[START OF Material]
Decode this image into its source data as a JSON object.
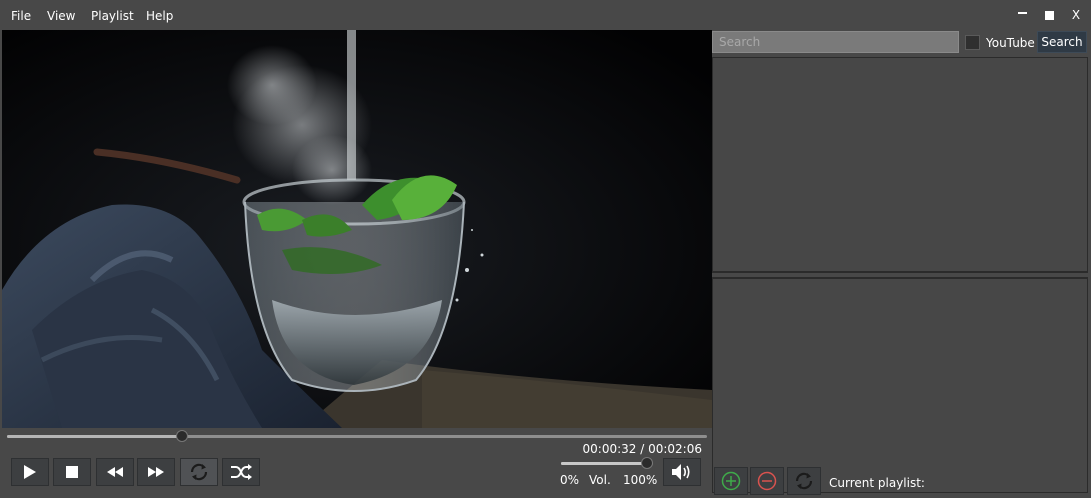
{
  "menu": {
    "file": "File",
    "view": "View",
    "playlist": "Playlist",
    "help": "Help"
  },
  "window_controls": {
    "minimize": "–",
    "maximize": "■",
    "close": "X"
  },
  "player": {
    "progress_fraction": 0.25,
    "time": "00:00:32 / 00:02:06",
    "volume": {
      "fraction": 1.0,
      "min_label": "0%",
      "label": "Vol.",
      "max_label": "100%"
    },
    "buttons": [
      "play-icon",
      "stop-icon",
      "rewind-icon",
      "fast-forward-icon",
      "repeat-icon",
      "shuffle-icon",
      "speaker-icon"
    ]
  },
  "search": {
    "placeholder": "Search",
    "value": "",
    "youtube_label": "YouTube",
    "youtube_checked": false,
    "button_label": "Search"
  },
  "playlist": {
    "current_label": "Current playlist:",
    "buttons": [
      "add-icon",
      "remove-icon",
      "refresh-icon"
    ],
    "add_color": "#3faa4a",
    "remove_color": "#d9534f"
  }
}
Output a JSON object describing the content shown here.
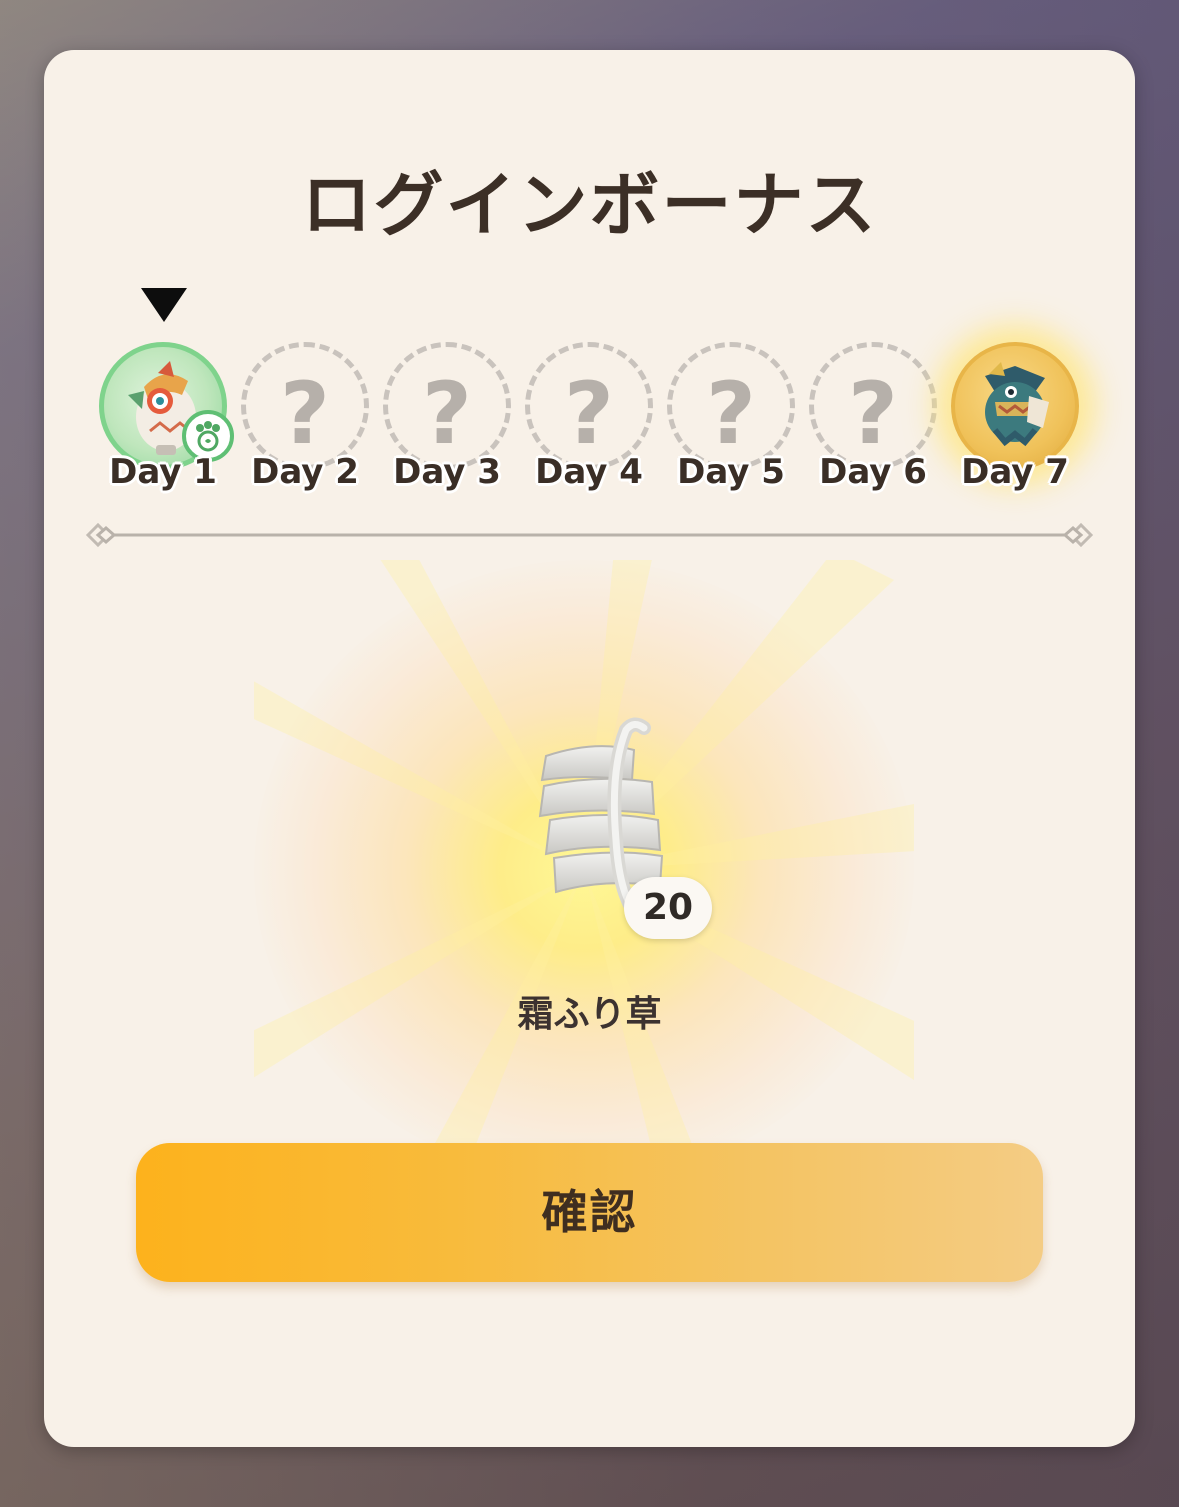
{
  "dialog": {
    "title": "ログインボーナス"
  },
  "days": [
    {
      "label": "Day 1",
      "state": "claimed",
      "icon": "bird-monster-icon"
    },
    {
      "label": "Day 2",
      "state": "unknown",
      "symbol": "?"
    },
    {
      "label": "Day 3",
      "state": "unknown",
      "symbol": "?"
    },
    {
      "label": "Day 4",
      "state": "unknown",
      "symbol": "?"
    },
    {
      "label": "Day 5",
      "state": "unknown",
      "symbol": "?"
    },
    {
      "label": "Day 6",
      "state": "unknown",
      "symbol": "?"
    },
    {
      "label": "Day 7",
      "state": "special",
      "icon": "tribal-monster-icon"
    }
  ],
  "reward": {
    "name": "霜ふり草",
    "quantity": "20",
    "icon": "frost-grass-icon"
  },
  "confirm_label": "確認",
  "colors": {
    "panel": "#f8f1e8",
    "title": "#3c2f26",
    "button_start": "#fdb21c",
    "button_end": "#f4cc84",
    "claimed_green": "#7fd38c",
    "special_gold": "#f0c25a"
  }
}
[END OF Material]
Goal. Which lines include "playlist"? Copy each of them out.

The output.
    "playlist": "Playlist",
  "playlist": {
    "current_label": "Current playlist:",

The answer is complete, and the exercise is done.